EXERCISE DETAILS: An exact reproduction of all the data is needed, with no images in it.

Extracts from a graphics dataset:
-- -- --
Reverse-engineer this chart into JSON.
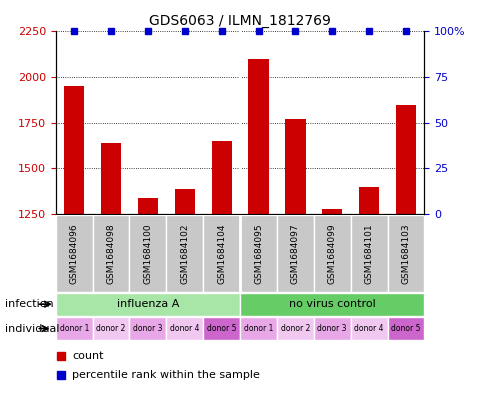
{
  "title": "GDS6063 / ILMN_1812769",
  "samples": [
    "GSM1684096",
    "GSM1684098",
    "GSM1684100",
    "GSM1684102",
    "GSM1684104",
    "GSM1684095",
    "GSM1684097",
    "GSM1684099",
    "GSM1684101",
    "GSM1684103"
  ],
  "counts": [
    1950,
    1640,
    1340,
    1390,
    1650,
    2100,
    1770,
    1280,
    1400,
    1850
  ],
  "percentiles": [
    100,
    100,
    100,
    100,
    100,
    100,
    100,
    100,
    100,
    100
  ],
  "ylim_left": [
    1250,
    2250
  ],
  "ylim_right": [
    0,
    100
  ],
  "yticks_left": [
    1250,
    1500,
    1750,
    2000,
    2250
  ],
  "yticks_right": [
    0,
    25,
    50,
    75,
    100
  ],
  "ytick_labels_right": [
    "0",
    "25",
    "50",
    "75",
    "100%"
  ],
  "infection_groups": [
    {
      "label": "influenza A",
      "start": 0,
      "end": 5,
      "color": "#a8e6a8"
    },
    {
      "label": "no virus control",
      "start": 5,
      "end": 10,
      "color": "#66cc66"
    }
  ],
  "individual_labels": [
    "donor 1",
    "donor 2",
    "donor 3",
    "donor 4",
    "donor 5",
    "donor 1",
    "donor 2",
    "donor 3",
    "donor 4",
    "donor 5"
  ],
  "ind_colors_alt": [
    "#e8a8e8",
    "#f0c8f0",
    "#e8a8e8",
    "#f0c8f0",
    "#cc66cc",
    "#e8a8e8",
    "#f0c8f0",
    "#e8a8e8",
    "#f0c8f0",
    "#cc66cc"
  ],
  "bar_color": "#cc0000",
  "dot_color": "#0000cc",
  "bar_width": 0.55,
  "background_color": "#ffffff",
  "plot_bg_color": "#ffffff",
  "sample_box_color": "#c8c8c8",
  "legend_count_color": "#cc0000",
  "legend_percentile_color": "#0000cc"
}
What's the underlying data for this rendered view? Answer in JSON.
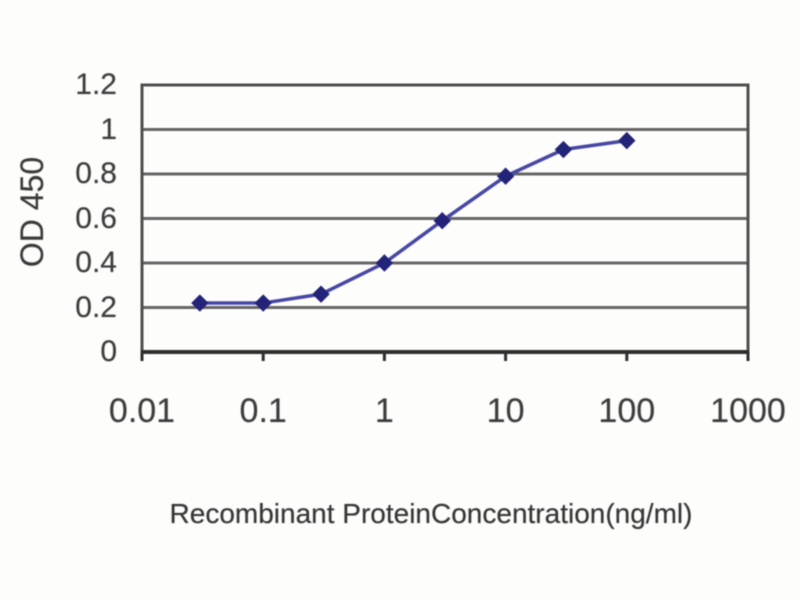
{
  "chart_data": {
    "type": "line",
    "x_scale": "log",
    "x": [
      0.03,
      0.1,
      0.3,
      1,
      3,
      10,
      30,
      100
    ],
    "series": [
      {
        "name": "OD 450",
        "values": [
          0.22,
          0.22,
          0.26,
          0.4,
          0.59,
          0.79,
          0.91,
          0.95
        ],
        "line_color": "#4747a6",
        "marker": "diamond",
        "marker_color": "#232378"
      }
    ],
    "title": "",
    "xlabel": "Recombinant ProteinConcentration(ng/ml)",
    "ylabel": "OD 450",
    "xlim": [
      0.01,
      1000
    ],
    "ylim": [
      0,
      1.2
    ],
    "x_ticks": [
      0.01,
      0.1,
      1,
      10,
      100,
      1000
    ],
    "x_tick_labels": [
      "0.01",
      "0.1",
      "1",
      "10",
      "100",
      "1000"
    ],
    "y_ticks": [
      0,
      0.2,
      0.4,
      0.6,
      0.8,
      1,
      1.2
    ],
    "y_tick_labels": [
      "0",
      "0.2",
      "0.4",
      "0.6",
      "0.8",
      "1",
      "1.2"
    ],
    "grid": "horizontal",
    "legend": "none",
    "colors": {
      "grid": "#666666",
      "plot_border": "#4f4f4f",
      "axis": "#2e2e2e",
      "tick": "#2e2e2e",
      "text": "#3d3d3d",
      "background": "#fdfdfc"
    }
  }
}
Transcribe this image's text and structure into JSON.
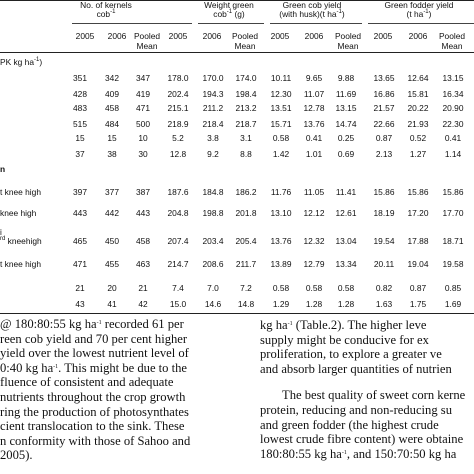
-- -- --
SOLUTION TO THIS PROBLEM:
Reverse-engineer this chart into JSON.
{
  "title": "GDS6063 / ILMN_1812769",
  "samples": [
    "GSM1684096",
    "GSM1684098",
    "GSM1684100",
    "GSM1684102",
    "GSM1684104",
    "GSM1684095",
    "GSM1684097",
    "GSM1684099",
    "GSM1684101",
    "GSM1684103"
  ],
  "counts": [
    1950,
    1640,
    1340,
    1390,
    1650,
    2100,
    1770,
    1280,
    1400,
    1850
  ],
  "percentiles": [
    100,
    100,
    100,
    100,
    100,
    100,
    100,
    100,
    100,
    100
  ],
  "ylim_left": [
    1250,
    2250
  ],
  "ylim_right": [
    0,
    100
  ],
  "yticks_left": [
    1250,
    1500,
    1750,
    2000,
    2250
  ],
  "yticks_right": [
    0,
    25,
    50,
    75,
    100
  ],
  "ytick_labels_right": [
    "0",
    "25",
    "50",
    "75",
    "100%"
  ],
  "infection_groups": [
    {
      "label": "influenza A",
      "start": 0,
      "end": 5,
      "color": "#a8e6a8"
    },
    {
      "label": "no virus control",
      "start": 5,
      "end": 10,
      "color": "#66cc66"
    }
  ],
  "individual_labels": [
    "donor 1",
    "donor 2",
    "donor 3",
    "donor 4",
    "donor 5",
    "donor 1",
    "donor 2",
    "donor 3",
    "donor 4",
    "donor 5"
  ],
  "ind_colors_alt": [
    "#e8a8e8",
    "#f0c8f0",
    "#e8a8e8",
    "#f0c8f0",
    "#cc66cc",
    "#e8a8e8",
    "#f0c8f0",
    "#e8a8e8",
    "#f0c8f0",
    "#cc66cc"
  ],
  "bar_color": "#cc0000",
  "dot_color": "#0000cc",
  "bar_width": 0.55,
  "background_color": "#ffffff",
  "plot_bg_color": "#ffffff",
  "sample_box_color": "#c8c8c8",
  "legend_count_color": "#cc0000",
  "legend_percentile_color": "#0000cc"
}
What's the underlying data for this rendered view? Answer in JSON.
{
  "chart_data": {
    "type": "line",
    "x_scale": "log",
    "x": [
      0.03,
      0.1,
      0.3,
      1,
      3,
      10,
      30,
      100
    ],
    "series": [
      {
        "name": "OD 450",
        "values": [
          0.22,
          0.22,
          0.26,
          0.4,
          0.59,
          0.79,
          0.91,
          0.95
        ],
        "line_color": "#4747a6",
        "marker": "diamond",
        "marker_color": "#232378"
      }
    ],
    "title": "",
    "xlabel": "Recombinant ProteinConcentration(ng/ml)",
    "ylabel": "OD 450",
    "xlim": [
      0.01,
      1000
    ],
    "ylim": [
      0,
      1.2
    ],
    "x_ticks": [
      0.01,
      0.1,
      1,
      10,
      100,
      1000
    ],
    "x_tick_labels": [
      "0.01",
      "0.1",
      "1",
      "10",
      "100",
      "1000"
    ],
    "y_ticks": [
      0,
      0.2,
      0.4,
      0.6,
      0.8,
      1,
      1.2
    ],
    "y_tick_labels": [
      "0",
      "0.2",
      "0.4",
      "0.6",
      "0.8",
      "1",
      "1.2"
    ],
    "grid": "horizontal",
    "legend": "none",
    "colors": {
      "grid": "#666666",
      "plot_border": "#4f4f4f",
      "axis": "#2e2e2e",
      "tick": "#2e2e2e",
      "text": "#3d3d3d",
      "background": "#fdfdfc"
    }
  }
}
Transcribe this image's text and structure into JSON.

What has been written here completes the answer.